(Data records)

-------------------------

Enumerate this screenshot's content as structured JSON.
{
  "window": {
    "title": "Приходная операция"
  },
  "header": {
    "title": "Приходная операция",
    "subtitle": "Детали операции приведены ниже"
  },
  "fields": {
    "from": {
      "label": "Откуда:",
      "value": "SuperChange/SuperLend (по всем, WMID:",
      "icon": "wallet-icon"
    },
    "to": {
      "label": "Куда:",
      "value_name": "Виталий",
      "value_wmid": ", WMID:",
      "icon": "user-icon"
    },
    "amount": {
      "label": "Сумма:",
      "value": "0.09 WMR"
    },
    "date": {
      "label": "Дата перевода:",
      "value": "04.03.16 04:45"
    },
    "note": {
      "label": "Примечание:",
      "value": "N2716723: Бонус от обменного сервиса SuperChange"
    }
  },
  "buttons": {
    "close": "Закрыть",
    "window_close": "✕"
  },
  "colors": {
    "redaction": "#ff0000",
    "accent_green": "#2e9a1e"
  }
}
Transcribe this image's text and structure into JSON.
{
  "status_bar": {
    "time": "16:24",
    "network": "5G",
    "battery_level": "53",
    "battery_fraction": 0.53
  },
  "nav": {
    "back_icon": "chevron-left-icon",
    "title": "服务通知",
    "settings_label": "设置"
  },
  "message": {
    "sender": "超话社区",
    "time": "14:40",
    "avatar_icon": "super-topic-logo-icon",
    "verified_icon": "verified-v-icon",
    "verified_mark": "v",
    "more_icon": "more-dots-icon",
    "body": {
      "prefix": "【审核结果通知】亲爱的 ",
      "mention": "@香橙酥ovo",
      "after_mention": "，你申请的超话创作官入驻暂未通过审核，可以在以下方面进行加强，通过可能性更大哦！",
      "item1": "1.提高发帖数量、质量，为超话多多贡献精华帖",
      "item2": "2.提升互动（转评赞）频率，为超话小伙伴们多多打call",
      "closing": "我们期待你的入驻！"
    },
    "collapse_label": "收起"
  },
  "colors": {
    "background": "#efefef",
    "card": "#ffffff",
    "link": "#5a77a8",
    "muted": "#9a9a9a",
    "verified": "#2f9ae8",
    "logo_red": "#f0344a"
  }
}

-------------------------

* _Problem requirements_
Return all the data above once more, precisely as given.

* _In response_
Enumerate this screenshot's content as structured JSON.
{
  "window": {
    "title": "Приходная операция"
  },
  "header": {
    "title": "Приходная операция",
    "subtitle": "Детали операции приведены ниже"
  },
  "fields": {
    "from": {
      "label": "Откуда:",
      "value": "SuperChange/SuperLend (по всем, WMID:",
      "icon": "wallet-icon"
    },
    "to": {
      "label": "Куда:",
      "value_name": "Виталий",
      "value_wmid": ", WMID:",
      "icon": "user-icon"
    },
    "amount": {
      "label": "Сумма:",
      "value": "0.09 WMR"
    },
    "date": {
      "label": "Дата перевода:",
      "value": "04.03.16 04:45"
    },
    "note": {
      "label": "Примечание:",
      "value": "N2716723: Бонус от обменного сервиса SuperChange"
    }
  },
  "buttons": {
    "close": "Закрыть",
    "window_close": "✕"
  },
  "colors": {
    "redaction": "#ff0000",
    "accent_green": "#2e9a1e"
  }
}
Transcribe this image's text and structure into JSON.
{
  "status_bar": {
    "time": "16:24",
    "network": "5G",
    "battery_level": "53",
    "battery_fraction": 0.53
  },
  "nav": {
    "back_icon": "chevron-left-icon",
    "title": "服务通知",
    "settings_label": "设置"
  },
  "message": {
    "sender": "超话社区",
    "time": "14:40",
    "avatar_icon": "super-topic-logo-icon",
    "verified_icon": "verified-v-icon",
    "verified_mark": "v",
    "more_icon": "more-dots-icon",
    "body": {
      "prefix": "【审核结果通知】亲爱的 ",
      "mention": "@香橙酥ovo",
      "after_mention": "，你申请的超话创作官入驻暂未通过审核，可以在以下方面进行加强，通过可能性更大哦！",
      "item1": "1.提高发帖数量、质量，为超话多多贡献精华帖",
      "item2": "2.提升互动（转评赞）频率，为超话小伙伴们多多打call",
      "closing": "我们期待你的入驻！"
    },
    "collapse_label": "收起"
  },
  "colors": {
    "background": "#efefef",
    "card": "#ffffff",
    "link": "#5a77a8",
    "muted": "#9a9a9a",
    "verified": "#2f9ae8",
    "logo_red": "#f0344a"
  }
}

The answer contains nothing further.